[Records provided]:
Begin

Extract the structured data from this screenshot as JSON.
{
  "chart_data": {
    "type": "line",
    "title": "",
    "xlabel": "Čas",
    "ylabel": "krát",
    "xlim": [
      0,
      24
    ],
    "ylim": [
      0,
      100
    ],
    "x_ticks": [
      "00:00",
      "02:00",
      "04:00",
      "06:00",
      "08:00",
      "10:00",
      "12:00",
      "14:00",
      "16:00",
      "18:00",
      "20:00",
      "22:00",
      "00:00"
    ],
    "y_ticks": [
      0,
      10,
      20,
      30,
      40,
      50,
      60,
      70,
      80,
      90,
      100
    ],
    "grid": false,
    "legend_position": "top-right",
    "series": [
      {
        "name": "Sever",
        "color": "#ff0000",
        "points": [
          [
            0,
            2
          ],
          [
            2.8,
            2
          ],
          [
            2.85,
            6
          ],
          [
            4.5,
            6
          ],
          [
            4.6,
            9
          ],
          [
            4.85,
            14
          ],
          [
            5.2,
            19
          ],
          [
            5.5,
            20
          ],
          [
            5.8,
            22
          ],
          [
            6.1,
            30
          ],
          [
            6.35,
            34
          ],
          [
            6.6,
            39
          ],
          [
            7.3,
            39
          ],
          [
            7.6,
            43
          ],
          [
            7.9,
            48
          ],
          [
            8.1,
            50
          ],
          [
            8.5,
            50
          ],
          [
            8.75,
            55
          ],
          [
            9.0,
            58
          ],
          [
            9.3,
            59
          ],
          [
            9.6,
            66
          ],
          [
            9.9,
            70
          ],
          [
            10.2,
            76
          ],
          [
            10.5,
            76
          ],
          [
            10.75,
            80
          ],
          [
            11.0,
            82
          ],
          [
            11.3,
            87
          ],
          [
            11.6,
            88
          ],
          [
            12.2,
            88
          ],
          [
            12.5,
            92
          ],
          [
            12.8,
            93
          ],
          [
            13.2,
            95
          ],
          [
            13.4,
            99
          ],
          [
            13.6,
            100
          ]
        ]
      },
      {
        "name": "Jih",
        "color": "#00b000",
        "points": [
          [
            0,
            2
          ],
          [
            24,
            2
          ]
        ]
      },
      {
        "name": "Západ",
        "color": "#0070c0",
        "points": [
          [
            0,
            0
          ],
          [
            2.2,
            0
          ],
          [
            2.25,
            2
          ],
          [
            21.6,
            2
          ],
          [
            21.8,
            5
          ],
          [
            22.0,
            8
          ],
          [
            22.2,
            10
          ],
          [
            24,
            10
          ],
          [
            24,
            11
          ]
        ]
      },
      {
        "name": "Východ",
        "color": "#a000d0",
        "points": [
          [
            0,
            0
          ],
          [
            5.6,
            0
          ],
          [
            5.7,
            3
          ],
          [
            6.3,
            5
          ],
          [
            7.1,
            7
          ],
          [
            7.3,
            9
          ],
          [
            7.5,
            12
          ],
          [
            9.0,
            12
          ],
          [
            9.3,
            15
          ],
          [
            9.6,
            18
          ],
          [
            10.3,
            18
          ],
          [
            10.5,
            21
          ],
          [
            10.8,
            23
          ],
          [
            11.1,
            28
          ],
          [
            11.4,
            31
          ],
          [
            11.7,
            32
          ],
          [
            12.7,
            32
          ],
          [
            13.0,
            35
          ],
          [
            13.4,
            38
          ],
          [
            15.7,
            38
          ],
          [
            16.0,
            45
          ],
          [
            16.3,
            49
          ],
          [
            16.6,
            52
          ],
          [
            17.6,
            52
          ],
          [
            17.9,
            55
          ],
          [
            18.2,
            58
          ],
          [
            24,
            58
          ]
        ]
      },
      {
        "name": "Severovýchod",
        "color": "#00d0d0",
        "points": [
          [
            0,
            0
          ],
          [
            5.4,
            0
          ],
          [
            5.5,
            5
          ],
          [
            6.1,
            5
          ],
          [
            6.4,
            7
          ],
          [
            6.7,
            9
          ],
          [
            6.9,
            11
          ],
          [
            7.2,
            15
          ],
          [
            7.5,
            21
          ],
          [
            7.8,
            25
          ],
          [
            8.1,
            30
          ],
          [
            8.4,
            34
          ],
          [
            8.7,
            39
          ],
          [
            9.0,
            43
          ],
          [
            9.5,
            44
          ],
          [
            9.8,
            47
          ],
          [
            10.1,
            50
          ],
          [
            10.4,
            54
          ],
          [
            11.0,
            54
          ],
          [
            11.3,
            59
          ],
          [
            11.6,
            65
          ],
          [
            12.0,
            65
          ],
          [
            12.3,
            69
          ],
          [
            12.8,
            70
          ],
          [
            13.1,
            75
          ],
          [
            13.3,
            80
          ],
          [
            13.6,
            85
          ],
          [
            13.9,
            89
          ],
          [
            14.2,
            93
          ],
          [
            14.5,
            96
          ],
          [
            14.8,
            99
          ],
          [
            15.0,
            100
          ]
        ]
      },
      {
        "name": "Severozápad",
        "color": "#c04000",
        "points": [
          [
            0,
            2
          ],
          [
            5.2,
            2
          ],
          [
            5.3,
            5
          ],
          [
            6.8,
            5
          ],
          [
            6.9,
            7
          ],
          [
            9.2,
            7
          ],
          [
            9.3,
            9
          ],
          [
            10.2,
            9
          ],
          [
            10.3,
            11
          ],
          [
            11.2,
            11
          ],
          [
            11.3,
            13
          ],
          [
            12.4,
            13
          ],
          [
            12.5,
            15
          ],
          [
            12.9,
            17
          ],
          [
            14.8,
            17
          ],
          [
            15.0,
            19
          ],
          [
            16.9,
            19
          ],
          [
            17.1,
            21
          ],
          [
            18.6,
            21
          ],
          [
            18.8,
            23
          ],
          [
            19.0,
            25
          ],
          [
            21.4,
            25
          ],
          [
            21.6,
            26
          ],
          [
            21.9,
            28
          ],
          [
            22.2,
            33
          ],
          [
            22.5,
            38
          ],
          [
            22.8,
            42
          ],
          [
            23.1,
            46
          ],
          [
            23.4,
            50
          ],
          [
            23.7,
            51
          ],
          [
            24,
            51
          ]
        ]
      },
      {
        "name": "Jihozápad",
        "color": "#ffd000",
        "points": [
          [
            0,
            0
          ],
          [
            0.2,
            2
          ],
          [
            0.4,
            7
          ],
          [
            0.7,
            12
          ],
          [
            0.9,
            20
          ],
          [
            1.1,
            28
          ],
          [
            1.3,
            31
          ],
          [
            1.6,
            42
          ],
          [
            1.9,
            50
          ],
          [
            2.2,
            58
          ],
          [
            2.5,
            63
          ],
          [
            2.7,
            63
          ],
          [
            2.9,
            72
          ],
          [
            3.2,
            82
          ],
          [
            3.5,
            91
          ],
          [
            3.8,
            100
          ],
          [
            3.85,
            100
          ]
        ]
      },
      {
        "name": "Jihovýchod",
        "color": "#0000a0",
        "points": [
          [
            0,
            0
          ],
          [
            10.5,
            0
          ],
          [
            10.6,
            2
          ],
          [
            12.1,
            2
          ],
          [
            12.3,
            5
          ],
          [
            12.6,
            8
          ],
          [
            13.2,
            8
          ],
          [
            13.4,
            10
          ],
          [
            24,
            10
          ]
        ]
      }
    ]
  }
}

End

[What you will do]: Copy each record from above without leaving any out.

[Solution]:
Extract the structured data from this screenshot as JSON.
{
  "chart_data": {
    "type": "line",
    "title": "",
    "xlabel": "Čas",
    "ylabel": "krát",
    "xlim": [
      0,
      24
    ],
    "ylim": [
      0,
      100
    ],
    "x_ticks": [
      "00:00",
      "02:00",
      "04:00",
      "06:00",
      "08:00",
      "10:00",
      "12:00",
      "14:00",
      "16:00",
      "18:00",
      "20:00",
      "22:00",
      "00:00"
    ],
    "y_ticks": [
      0,
      10,
      20,
      30,
      40,
      50,
      60,
      70,
      80,
      90,
      100
    ],
    "grid": false,
    "legend_position": "top-right",
    "series": [
      {
        "name": "Sever",
        "color": "#ff0000",
        "points": [
          [
            0,
            2
          ],
          [
            2.8,
            2
          ],
          [
            2.85,
            6
          ],
          [
            4.5,
            6
          ],
          [
            4.6,
            9
          ],
          [
            4.85,
            14
          ],
          [
            5.2,
            19
          ],
          [
            5.5,
            20
          ],
          [
            5.8,
            22
          ],
          [
            6.1,
            30
          ],
          [
            6.35,
            34
          ],
          [
            6.6,
            39
          ],
          [
            7.3,
            39
          ],
          [
            7.6,
            43
          ],
          [
            7.9,
            48
          ],
          [
            8.1,
            50
          ],
          [
            8.5,
            50
          ],
          [
            8.75,
            55
          ],
          [
            9.0,
            58
          ],
          [
            9.3,
            59
          ],
          [
            9.6,
            66
          ],
          [
            9.9,
            70
          ],
          [
            10.2,
            76
          ],
          [
            10.5,
            76
          ],
          [
            10.75,
            80
          ],
          [
            11.0,
            82
          ],
          [
            11.3,
            87
          ],
          [
            11.6,
            88
          ],
          [
            12.2,
            88
          ],
          [
            12.5,
            92
          ],
          [
            12.8,
            93
          ],
          [
            13.2,
            95
          ],
          [
            13.4,
            99
          ],
          [
            13.6,
            100
          ]
        ]
      },
      {
        "name": "Jih",
        "color": "#00b000",
        "points": [
          [
            0,
            2
          ],
          [
            24,
            2
          ]
        ]
      },
      {
        "name": "Západ",
        "color": "#0070c0",
        "points": [
          [
            0,
            0
          ],
          [
            2.2,
            0
          ],
          [
            2.25,
            2
          ],
          [
            21.6,
            2
          ],
          [
            21.8,
            5
          ],
          [
            22.0,
            8
          ],
          [
            22.2,
            10
          ],
          [
            24,
            10
          ],
          [
            24,
            11
          ]
        ]
      },
      {
        "name": "Východ",
        "color": "#a000d0",
        "points": [
          [
            0,
            0
          ],
          [
            5.6,
            0
          ],
          [
            5.7,
            3
          ],
          [
            6.3,
            5
          ],
          [
            7.1,
            7
          ],
          [
            7.3,
            9
          ],
          [
            7.5,
            12
          ],
          [
            9.0,
            12
          ],
          [
            9.3,
            15
          ],
          [
            9.6,
            18
          ],
          [
            10.3,
            18
          ],
          [
            10.5,
            21
          ],
          [
            10.8,
            23
          ],
          [
            11.1,
            28
          ],
          [
            11.4,
            31
          ],
          [
            11.7,
            32
          ],
          [
            12.7,
            32
          ],
          [
            13.0,
            35
          ],
          [
            13.4,
            38
          ],
          [
            15.7,
            38
          ],
          [
            16.0,
            45
          ],
          [
            16.3,
            49
          ],
          [
            16.6,
            52
          ],
          [
            17.6,
            52
          ],
          [
            17.9,
            55
          ],
          [
            18.2,
            58
          ],
          [
            24,
            58
          ]
        ]
      },
      {
        "name": "Severovýchod",
        "color": "#00d0d0",
        "points": [
          [
            0,
            0
          ],
          [
            5.4,
            0
          ],
          [
            5.5,
            5
          ],
          [
            6.1,
            5
          ],
          [
            6.4,
            7
          ],
          [
            6.7,
            9
          ],
          [
            6.9,
            11
          ],
          [
            7.2,
            15
          ],
          [
            7.5,
            21
          ],
          [
            7.8,
            25
          ],
          [
            8.1,
            30
          ],
          [
            8.4,
            34
          ],
          [
            8.7,
            39
          ],
          [
            9.0,
            43
          ],
          [
            9.5,
            44
          ],
          [
            9.8,
            47
          ],
          [
            10.1,
            50
          ],
          [
            10.4,
            54
          ],
          [
            11.0,
            54
          ],
          [
            11.3,
            59
          ],
          [
            11.6,
            65
          ],
          [
            12.0,
            65
          ],
          [
            12.3,
            69
          ],
          [
            12.8,
            70
          ],
          [
            13.1,
            75
          ],
          [
            13.3,
            80
          ],
          [
            13.6,
            85
          ],
          [
            13.9,
            89
          ],
          [
            14.2,
            93
          ],
          [
            14.5,
            96
          ],
          [
            14.8,
            99
          ],
          [
            15.0,
            100
          ]
        ]
      },
      {
        "name": "Severozápad",
        "color": "#c04000",
        "points": [
          [
            0,
            2
          ],
          [
            5.2,
            2
          ],
          [
            5.3,
            5
          ],
          [
            6.8,
            5
          ],
          [
            6.9,
            7
          ],
          [
            9.2,
            7
          ],
          [
            9.3,
            9
          ],
          [
            10.2,
            9
          ],
          [
            10.3,
            11
          ],
          [
            11.2,
            11
          ],
          [
            11.3,
            13
          ],
          [
            12.4,
            13
          ],
          [
            12.5,
            15
          ],
          [
            12.9,
            17
          ],
          [
            14.8,
            17
          ],
          [
            15.0,
            19
          ],
          [
            16.9,
            19
          ],
          [
            17.1,
            21
          ],
          [
            18.6,
            21
          ],
          [
            18.8,
            23
          ],
          [
            19.0,
            25
          ],
          [
            21.4,
            25
          ],
          [
            21.6,
            26
          ],
          [
            21.9,
            28
          ],
          [
            22.2,
            33
          ],
          [
            22.5,
            38
          ],
          [
            22.8,
            42
          ],
          [
            23.1,
            46
          ],
          [
            23.4,
            50
          ],
          [
            23.7,
            51
          ],
          [
            24,
            51
          ]
        ]
      },
      {
        "name": "Jihozápad",
        "color": "#ffd000",
        "points": [
          [
            0,
            0
          ],
          [
            0.2,
            2
          ],
          [
            0.4,
            7
          ],
          [
            0.7,
            12
          ],
          [
            0.9,
            20
          ],
          [
            1.1,
            28
          ],
          [
            1.3,
            31
          ],
          [
            1.6,
            42
          ],
          [
            1.9,
            50
          ],
          [
            2.2,
            58
          ],
          [
            2.5,
            63
          ],
          [
            2.7,
            63
          ],
          [
            2.9,
            72
          ],
          [
            3.2,
            82
          ],
          [
            3.5,
            91
          ],
          [
            3.8,
            100
          ],
          [
            3.85,
            100
          ]
        ]
      },
      {
        "name": "Jihovýchod",
        "color": "#0000a0",
        "points": [
          [
            0,
            0
          ],
          [
            10.5,
            0
          ],
          [
            10.6,
            2
          ],
          [
            12.1,
            2
          ],
          [
            12.3,
            5
          ],
          [
            12.6,
            8
          ],
          [
            13.2,
            8
          ],
          [
            13.4,
            10
          ],
          [
            24,
            10
          ]
        ]
      }
    ]
  }
}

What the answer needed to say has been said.